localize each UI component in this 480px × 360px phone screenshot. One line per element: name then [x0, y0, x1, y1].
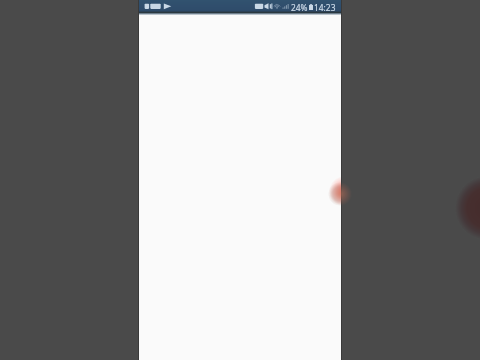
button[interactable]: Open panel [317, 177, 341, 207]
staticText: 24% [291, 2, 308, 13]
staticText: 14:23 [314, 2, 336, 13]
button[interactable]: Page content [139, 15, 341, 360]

EXERCISE PROMPT: Reproduce every line of the entries above without any change, omitting the picture.

WRITTEN RESPONSE:
localize each UI component in this 480px × 360px phone screenshot. One line per element: name then [x0, y0, x1, y1].
button[interactable]: Open panel [317, 177, 341, 207]
staticText: 24% [291, 2, 308, 13]
staticText: 14:23 [314, 2, 336, 13]
button[interactable]: Page content [139, 15, 341, 360]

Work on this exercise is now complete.